── Excerpted records
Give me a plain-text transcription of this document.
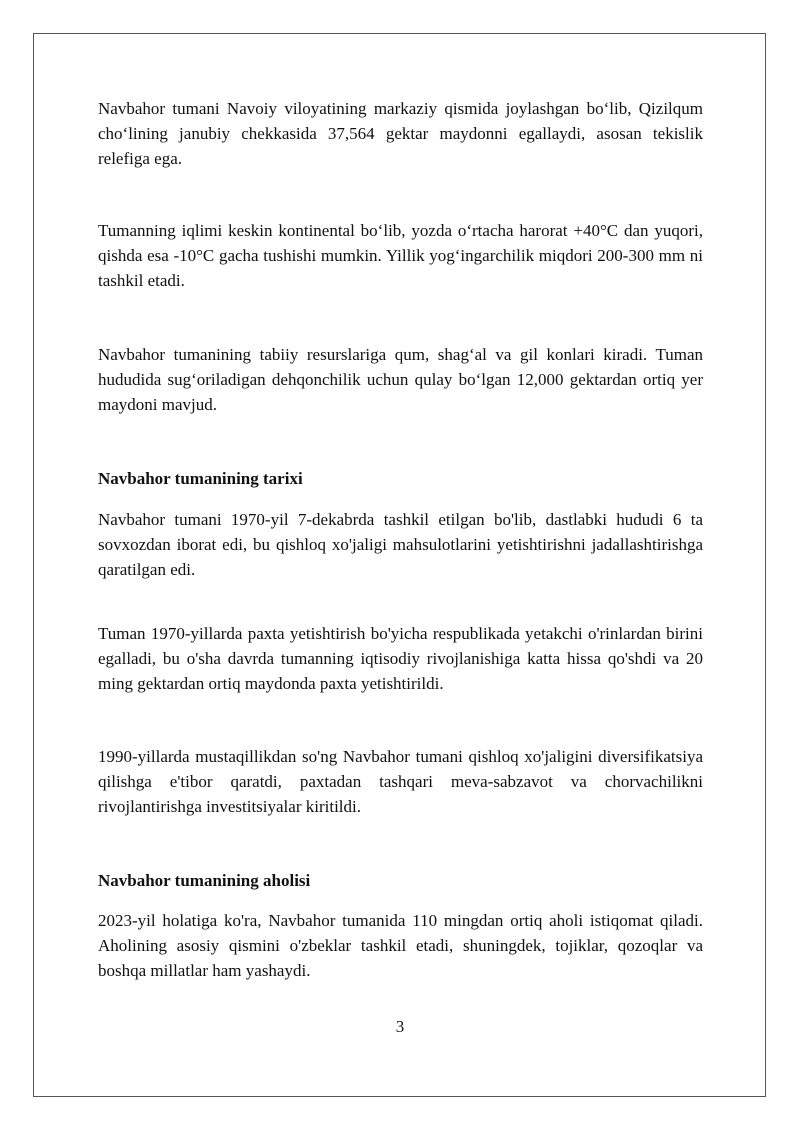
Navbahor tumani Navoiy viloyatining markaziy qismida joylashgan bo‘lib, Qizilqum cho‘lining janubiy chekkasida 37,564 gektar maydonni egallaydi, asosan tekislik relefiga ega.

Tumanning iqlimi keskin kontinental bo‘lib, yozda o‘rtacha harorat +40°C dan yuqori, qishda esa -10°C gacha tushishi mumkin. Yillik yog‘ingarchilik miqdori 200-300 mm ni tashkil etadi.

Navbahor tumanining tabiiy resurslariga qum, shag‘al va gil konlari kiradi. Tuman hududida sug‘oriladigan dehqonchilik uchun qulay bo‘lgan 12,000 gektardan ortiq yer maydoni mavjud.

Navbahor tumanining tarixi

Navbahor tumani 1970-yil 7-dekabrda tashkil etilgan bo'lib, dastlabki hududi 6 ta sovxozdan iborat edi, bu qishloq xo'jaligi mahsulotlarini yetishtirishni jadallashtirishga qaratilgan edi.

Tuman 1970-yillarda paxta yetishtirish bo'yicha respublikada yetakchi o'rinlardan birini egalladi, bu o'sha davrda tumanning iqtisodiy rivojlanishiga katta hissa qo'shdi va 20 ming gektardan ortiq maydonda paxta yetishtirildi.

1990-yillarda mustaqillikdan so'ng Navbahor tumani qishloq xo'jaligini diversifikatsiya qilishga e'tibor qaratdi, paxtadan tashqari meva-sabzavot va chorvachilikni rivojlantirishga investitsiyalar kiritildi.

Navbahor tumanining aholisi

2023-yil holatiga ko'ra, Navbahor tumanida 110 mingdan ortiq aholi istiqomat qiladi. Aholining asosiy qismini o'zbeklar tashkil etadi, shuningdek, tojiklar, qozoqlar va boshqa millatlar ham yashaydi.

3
────
── Excerpted records
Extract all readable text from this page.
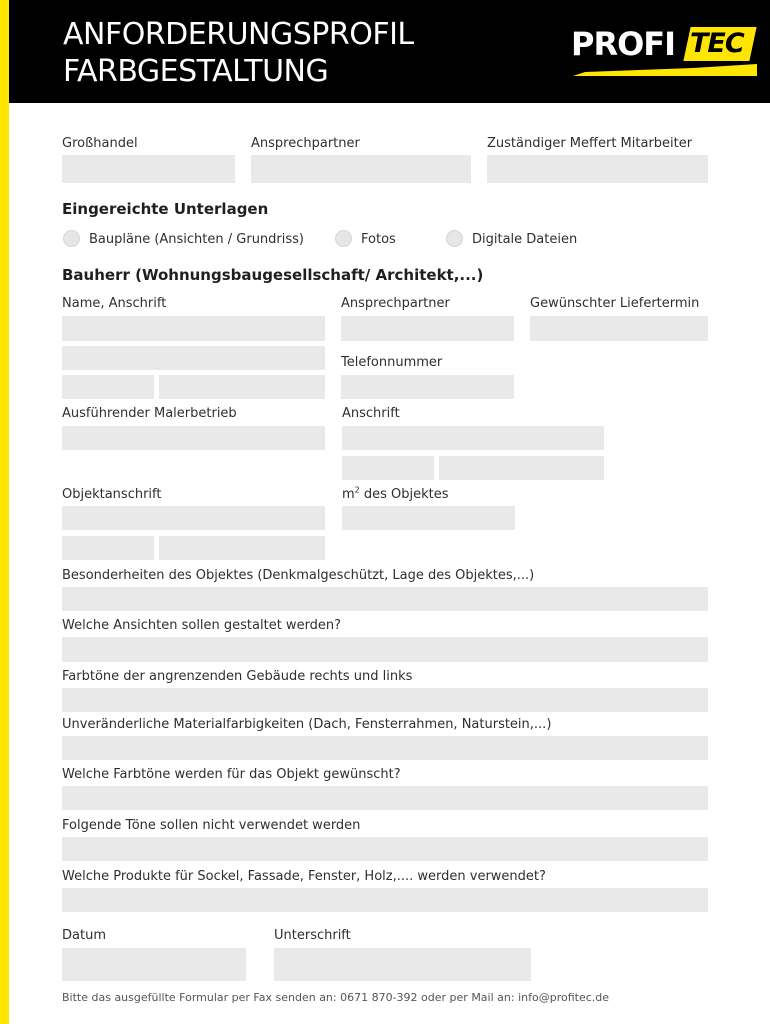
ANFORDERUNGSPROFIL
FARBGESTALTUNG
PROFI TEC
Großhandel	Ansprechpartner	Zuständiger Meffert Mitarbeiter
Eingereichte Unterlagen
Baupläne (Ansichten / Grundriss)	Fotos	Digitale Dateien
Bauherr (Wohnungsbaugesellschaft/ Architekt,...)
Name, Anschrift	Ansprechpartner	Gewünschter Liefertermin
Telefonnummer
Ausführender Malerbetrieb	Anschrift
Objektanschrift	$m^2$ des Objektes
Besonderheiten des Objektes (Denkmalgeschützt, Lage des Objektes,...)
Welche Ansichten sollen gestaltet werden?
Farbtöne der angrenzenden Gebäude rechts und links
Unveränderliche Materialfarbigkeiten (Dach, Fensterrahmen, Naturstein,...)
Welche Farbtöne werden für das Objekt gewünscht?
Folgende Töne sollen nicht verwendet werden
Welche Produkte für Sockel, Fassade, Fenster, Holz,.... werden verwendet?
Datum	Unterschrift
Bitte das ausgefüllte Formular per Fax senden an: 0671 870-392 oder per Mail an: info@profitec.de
────
**What is being asked**
Within the entries above, work out how many lines contain the word "Objektes". The number alone is the answer.

**Task response**
2